THE EXERCISE: Search the material and gather each line with "display" in it.

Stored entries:
= = =
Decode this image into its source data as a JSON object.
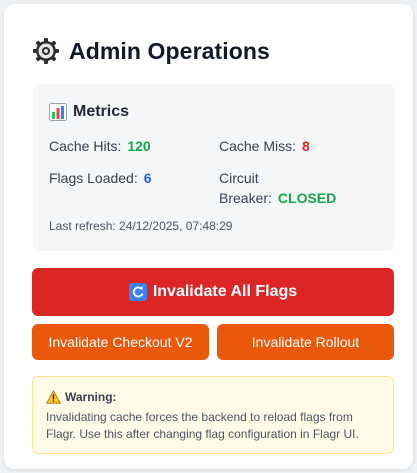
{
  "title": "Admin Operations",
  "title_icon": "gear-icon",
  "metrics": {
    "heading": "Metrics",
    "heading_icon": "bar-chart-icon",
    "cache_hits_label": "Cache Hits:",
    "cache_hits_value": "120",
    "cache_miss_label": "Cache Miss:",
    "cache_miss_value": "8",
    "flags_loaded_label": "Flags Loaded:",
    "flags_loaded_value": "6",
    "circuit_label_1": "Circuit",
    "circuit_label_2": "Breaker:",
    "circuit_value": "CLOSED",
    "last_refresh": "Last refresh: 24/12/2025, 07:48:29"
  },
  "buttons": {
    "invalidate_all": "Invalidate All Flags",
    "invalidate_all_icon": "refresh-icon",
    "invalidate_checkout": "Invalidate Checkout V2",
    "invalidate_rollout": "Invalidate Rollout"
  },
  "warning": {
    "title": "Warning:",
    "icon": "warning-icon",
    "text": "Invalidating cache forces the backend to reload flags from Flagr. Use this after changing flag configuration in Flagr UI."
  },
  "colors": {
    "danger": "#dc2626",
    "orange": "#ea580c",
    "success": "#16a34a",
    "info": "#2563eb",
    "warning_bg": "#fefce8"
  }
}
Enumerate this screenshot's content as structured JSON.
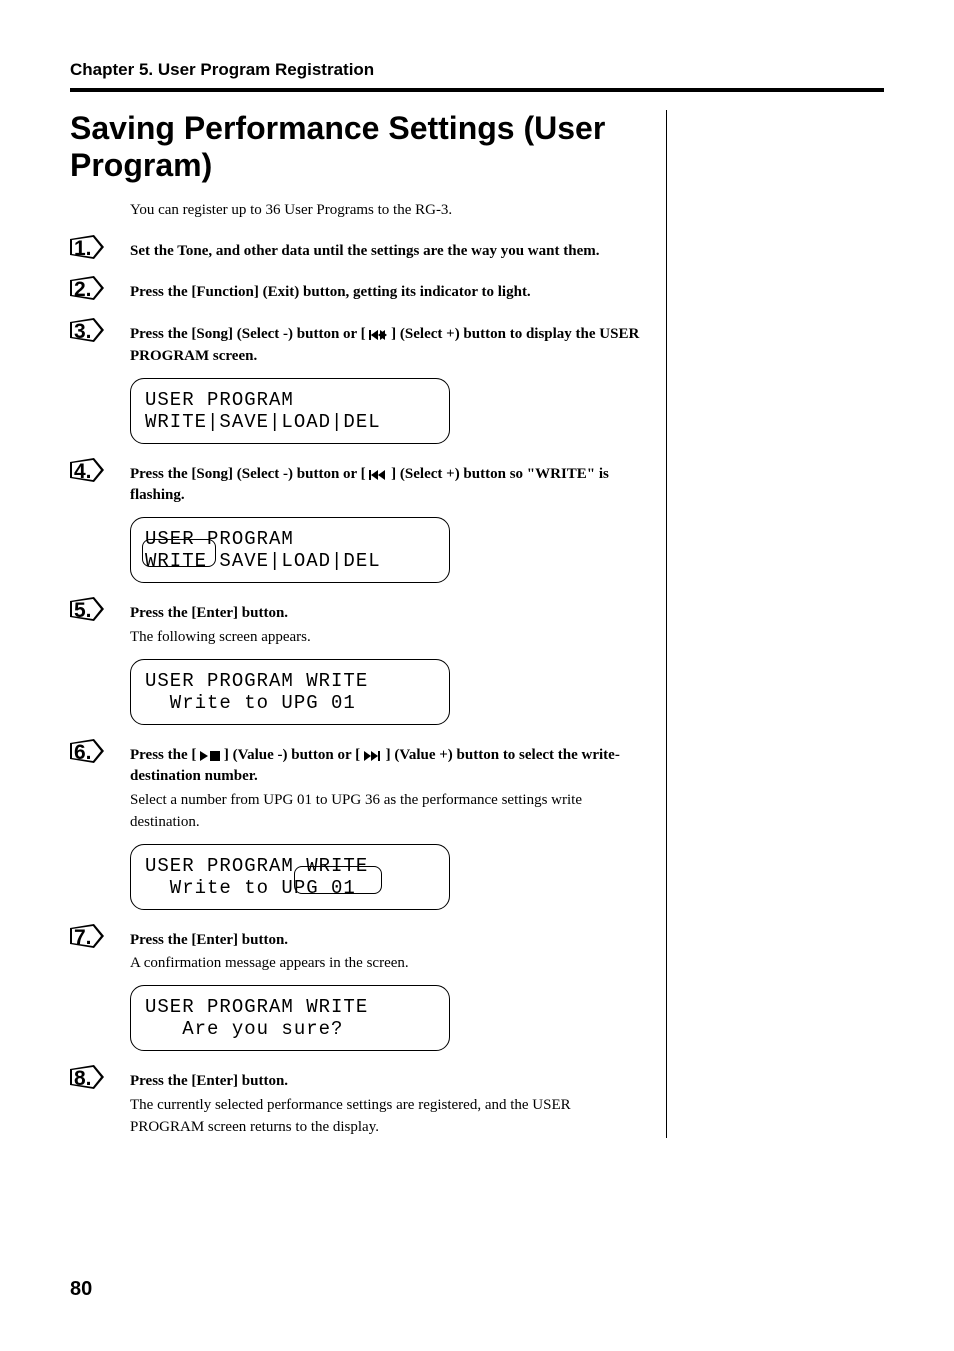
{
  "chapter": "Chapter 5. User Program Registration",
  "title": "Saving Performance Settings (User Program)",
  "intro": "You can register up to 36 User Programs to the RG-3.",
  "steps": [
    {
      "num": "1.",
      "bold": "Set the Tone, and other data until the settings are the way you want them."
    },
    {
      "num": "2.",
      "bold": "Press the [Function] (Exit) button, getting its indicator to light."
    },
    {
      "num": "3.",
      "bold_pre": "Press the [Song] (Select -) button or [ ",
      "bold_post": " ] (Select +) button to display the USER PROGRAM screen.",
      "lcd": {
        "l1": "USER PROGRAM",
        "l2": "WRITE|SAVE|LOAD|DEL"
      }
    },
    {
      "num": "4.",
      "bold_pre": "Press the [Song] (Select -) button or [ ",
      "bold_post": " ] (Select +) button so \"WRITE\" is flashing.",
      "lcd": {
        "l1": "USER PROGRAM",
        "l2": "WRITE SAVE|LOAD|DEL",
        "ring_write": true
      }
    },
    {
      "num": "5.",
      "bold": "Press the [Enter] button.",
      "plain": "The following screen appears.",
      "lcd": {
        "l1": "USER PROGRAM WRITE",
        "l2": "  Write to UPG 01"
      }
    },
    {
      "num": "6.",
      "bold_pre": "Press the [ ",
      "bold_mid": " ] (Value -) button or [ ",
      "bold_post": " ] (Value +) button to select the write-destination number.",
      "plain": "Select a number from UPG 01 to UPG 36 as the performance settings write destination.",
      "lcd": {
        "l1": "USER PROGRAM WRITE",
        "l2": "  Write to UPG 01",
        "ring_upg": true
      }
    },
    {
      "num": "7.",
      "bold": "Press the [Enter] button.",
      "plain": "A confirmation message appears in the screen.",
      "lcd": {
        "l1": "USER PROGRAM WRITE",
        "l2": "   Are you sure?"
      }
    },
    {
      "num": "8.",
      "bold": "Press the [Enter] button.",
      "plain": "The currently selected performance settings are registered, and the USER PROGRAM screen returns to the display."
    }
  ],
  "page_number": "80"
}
= = =
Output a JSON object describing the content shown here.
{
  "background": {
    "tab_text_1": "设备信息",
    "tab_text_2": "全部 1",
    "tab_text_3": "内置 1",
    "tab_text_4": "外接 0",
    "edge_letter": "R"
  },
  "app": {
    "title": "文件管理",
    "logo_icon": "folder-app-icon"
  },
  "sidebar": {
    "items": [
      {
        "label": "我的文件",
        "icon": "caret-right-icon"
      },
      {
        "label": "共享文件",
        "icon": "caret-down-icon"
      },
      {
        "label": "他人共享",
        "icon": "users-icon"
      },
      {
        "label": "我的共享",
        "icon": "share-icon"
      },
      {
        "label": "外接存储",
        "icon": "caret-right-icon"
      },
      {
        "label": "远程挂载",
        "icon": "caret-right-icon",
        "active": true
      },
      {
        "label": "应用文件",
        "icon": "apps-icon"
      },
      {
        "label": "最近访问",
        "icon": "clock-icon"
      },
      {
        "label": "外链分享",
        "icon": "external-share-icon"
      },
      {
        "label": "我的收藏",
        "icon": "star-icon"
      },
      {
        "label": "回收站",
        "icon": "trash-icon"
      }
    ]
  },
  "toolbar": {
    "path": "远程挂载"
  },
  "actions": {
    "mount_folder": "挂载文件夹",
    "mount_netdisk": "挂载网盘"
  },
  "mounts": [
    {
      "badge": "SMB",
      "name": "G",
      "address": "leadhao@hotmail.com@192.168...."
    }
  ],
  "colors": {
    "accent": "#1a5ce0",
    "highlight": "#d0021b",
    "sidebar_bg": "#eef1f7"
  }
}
= = =
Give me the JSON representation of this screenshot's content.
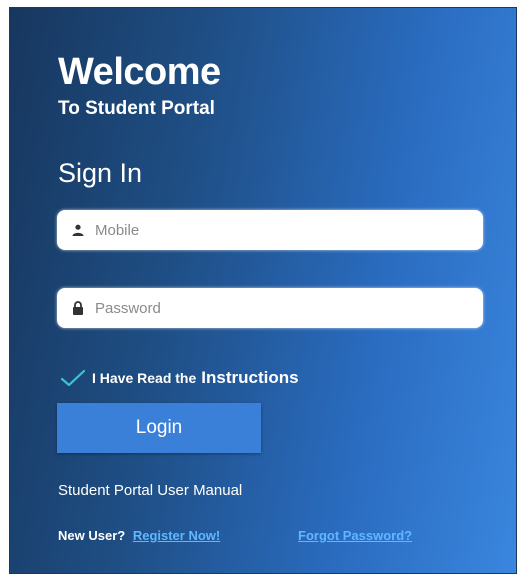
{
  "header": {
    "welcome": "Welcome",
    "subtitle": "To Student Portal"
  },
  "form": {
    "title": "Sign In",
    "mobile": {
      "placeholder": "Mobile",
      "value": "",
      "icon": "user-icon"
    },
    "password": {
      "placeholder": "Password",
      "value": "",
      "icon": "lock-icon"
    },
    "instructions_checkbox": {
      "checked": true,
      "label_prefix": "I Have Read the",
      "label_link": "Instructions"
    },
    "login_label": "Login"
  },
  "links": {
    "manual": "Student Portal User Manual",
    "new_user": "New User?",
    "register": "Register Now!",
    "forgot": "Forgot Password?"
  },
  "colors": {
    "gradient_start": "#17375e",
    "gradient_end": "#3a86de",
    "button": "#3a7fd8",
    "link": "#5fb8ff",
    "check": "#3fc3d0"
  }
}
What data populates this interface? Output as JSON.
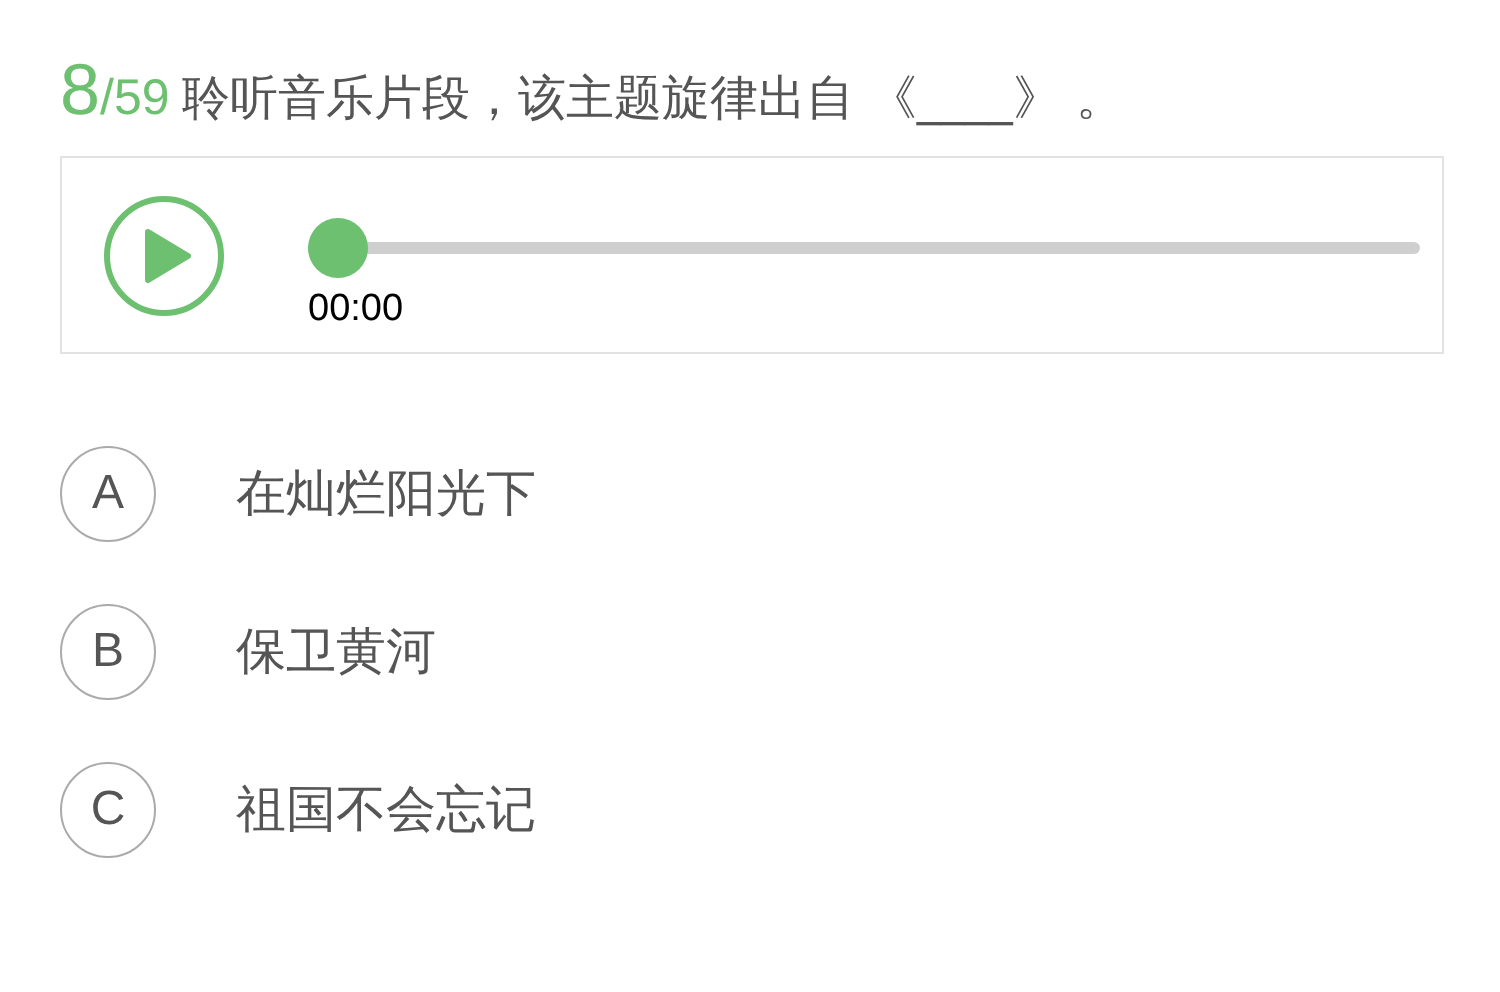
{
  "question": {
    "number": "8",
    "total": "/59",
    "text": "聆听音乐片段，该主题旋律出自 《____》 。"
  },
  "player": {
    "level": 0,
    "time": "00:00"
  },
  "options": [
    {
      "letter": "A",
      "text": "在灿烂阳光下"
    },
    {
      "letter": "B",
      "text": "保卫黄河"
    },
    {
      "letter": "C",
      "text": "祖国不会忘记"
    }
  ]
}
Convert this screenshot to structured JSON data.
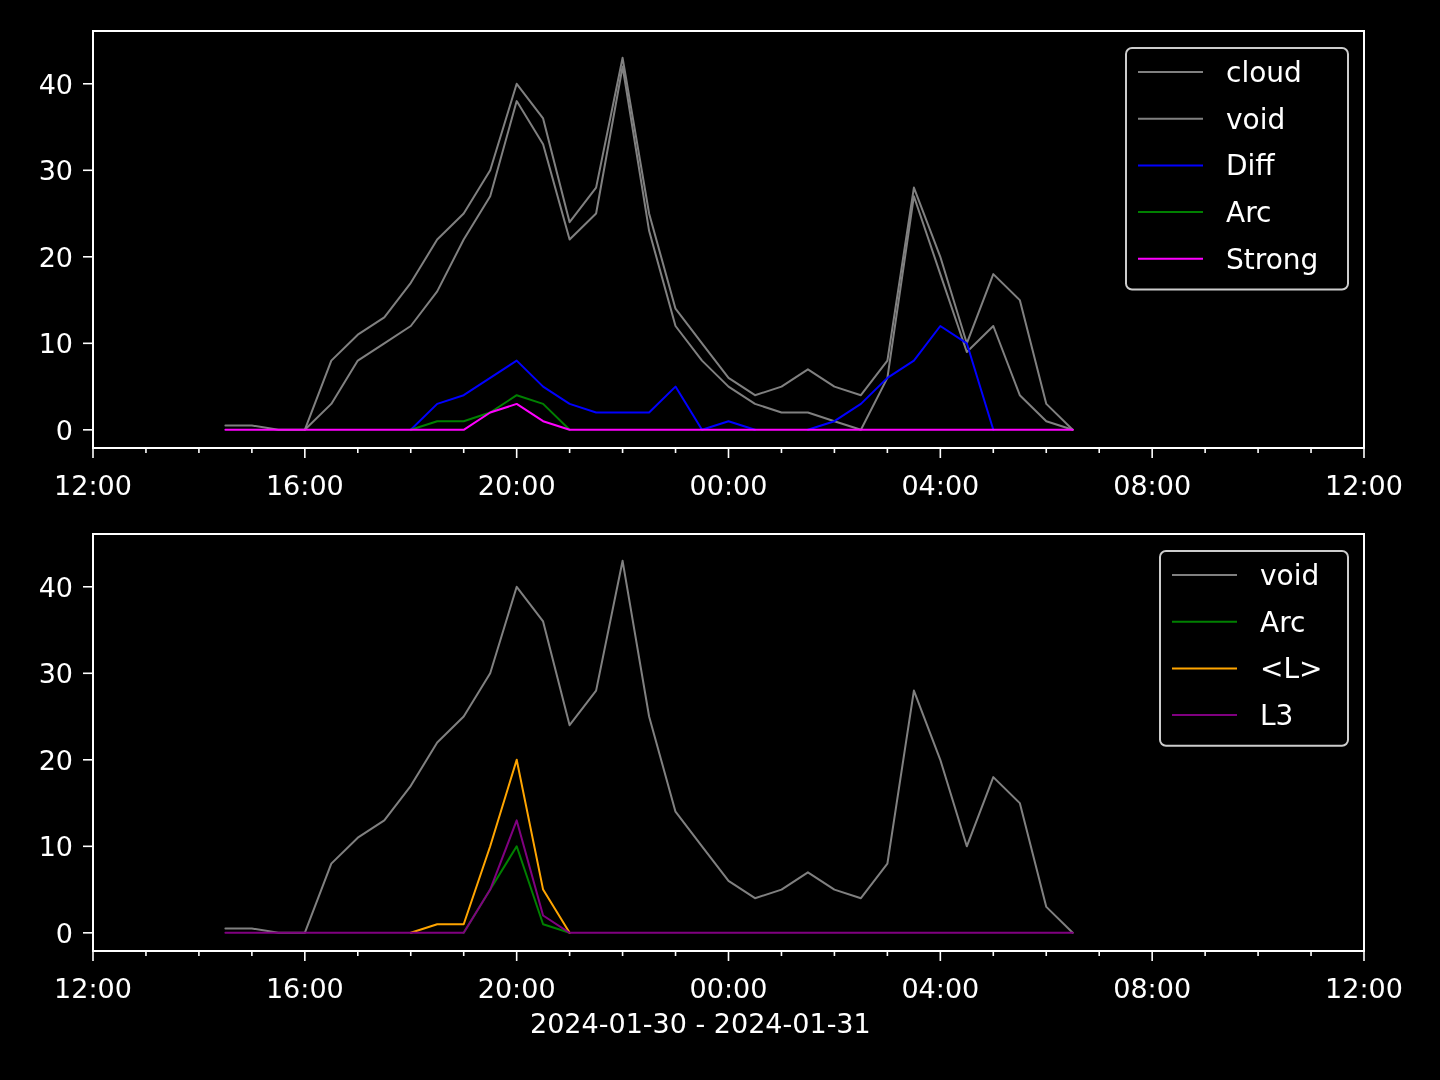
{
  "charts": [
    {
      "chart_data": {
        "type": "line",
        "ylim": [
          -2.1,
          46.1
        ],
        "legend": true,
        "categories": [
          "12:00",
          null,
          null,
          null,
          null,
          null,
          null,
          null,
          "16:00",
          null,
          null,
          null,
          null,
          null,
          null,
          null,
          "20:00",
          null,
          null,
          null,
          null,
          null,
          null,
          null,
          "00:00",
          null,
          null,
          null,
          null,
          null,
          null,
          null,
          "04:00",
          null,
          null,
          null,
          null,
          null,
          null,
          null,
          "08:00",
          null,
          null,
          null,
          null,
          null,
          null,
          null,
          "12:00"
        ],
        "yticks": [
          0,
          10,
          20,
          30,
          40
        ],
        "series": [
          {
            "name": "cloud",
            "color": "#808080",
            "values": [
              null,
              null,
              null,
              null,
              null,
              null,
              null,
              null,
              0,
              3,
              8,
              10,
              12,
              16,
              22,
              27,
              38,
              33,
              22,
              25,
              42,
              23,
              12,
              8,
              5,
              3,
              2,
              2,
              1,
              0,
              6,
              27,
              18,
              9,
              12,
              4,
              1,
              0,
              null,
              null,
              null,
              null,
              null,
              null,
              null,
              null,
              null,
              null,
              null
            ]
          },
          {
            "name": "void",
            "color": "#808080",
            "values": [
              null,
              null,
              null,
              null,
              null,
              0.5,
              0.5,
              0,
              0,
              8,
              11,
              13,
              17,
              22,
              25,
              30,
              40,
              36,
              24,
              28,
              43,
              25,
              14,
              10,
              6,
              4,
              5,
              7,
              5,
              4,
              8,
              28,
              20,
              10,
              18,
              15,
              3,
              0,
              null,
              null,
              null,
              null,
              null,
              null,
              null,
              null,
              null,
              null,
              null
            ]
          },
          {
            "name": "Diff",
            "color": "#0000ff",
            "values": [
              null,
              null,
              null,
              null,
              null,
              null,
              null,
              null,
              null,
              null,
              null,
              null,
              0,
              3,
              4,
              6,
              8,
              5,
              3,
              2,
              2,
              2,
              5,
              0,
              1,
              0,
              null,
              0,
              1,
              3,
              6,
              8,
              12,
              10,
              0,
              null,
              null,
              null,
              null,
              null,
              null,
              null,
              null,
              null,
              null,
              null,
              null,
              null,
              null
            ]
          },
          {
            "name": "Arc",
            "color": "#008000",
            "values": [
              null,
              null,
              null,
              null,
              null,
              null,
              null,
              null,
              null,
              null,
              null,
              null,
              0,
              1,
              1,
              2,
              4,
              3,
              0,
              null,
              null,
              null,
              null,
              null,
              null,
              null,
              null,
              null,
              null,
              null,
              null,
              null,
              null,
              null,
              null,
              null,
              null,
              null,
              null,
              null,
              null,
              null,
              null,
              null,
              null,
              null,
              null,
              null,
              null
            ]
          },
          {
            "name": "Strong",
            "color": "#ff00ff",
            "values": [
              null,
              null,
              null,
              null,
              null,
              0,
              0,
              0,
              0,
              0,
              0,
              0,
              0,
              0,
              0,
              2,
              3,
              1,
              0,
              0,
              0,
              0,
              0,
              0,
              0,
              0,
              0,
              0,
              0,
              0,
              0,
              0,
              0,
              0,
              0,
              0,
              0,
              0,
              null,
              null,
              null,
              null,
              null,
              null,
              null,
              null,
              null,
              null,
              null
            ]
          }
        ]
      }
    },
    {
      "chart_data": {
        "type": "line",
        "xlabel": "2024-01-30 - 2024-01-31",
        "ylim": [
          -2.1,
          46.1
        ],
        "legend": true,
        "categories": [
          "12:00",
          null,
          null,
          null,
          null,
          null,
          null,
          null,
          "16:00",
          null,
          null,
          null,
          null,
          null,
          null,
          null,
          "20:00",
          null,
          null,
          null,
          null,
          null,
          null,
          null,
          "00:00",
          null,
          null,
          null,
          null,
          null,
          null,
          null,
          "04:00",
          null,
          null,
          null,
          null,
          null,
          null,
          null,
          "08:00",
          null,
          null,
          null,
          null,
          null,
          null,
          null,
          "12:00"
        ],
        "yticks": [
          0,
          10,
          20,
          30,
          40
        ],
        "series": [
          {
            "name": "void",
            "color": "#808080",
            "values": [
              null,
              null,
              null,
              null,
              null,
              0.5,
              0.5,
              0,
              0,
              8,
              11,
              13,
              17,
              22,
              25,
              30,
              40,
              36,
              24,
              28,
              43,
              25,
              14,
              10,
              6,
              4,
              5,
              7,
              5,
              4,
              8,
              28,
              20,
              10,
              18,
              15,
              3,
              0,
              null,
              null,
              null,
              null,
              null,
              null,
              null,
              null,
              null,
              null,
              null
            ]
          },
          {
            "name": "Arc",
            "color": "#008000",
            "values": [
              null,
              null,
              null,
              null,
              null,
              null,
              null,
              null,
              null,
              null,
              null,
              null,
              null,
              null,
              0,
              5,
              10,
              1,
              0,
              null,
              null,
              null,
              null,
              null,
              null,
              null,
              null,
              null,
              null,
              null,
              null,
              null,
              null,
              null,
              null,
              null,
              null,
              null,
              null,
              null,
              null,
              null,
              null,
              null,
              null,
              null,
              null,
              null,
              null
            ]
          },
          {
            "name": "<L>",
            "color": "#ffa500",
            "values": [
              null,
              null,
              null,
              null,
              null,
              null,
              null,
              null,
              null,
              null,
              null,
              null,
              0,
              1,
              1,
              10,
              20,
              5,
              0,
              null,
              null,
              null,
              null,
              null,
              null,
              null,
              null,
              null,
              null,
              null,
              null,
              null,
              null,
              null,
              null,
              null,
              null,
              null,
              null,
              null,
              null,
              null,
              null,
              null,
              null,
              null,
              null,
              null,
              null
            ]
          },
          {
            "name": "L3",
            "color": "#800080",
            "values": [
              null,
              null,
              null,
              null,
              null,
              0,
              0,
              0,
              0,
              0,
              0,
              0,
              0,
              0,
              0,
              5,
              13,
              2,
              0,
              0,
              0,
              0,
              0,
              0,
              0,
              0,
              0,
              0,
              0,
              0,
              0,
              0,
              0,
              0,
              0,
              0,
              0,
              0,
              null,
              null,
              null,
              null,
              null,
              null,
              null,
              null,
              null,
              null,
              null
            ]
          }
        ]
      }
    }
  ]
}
= = =
FINAL RESULT:
      "bold_post": " ] (Select +) button to display the USER PROGRAM screen.",
      "plain": "The currently selected performance settings are registered, and the USER PROGRAM screen returns to the display."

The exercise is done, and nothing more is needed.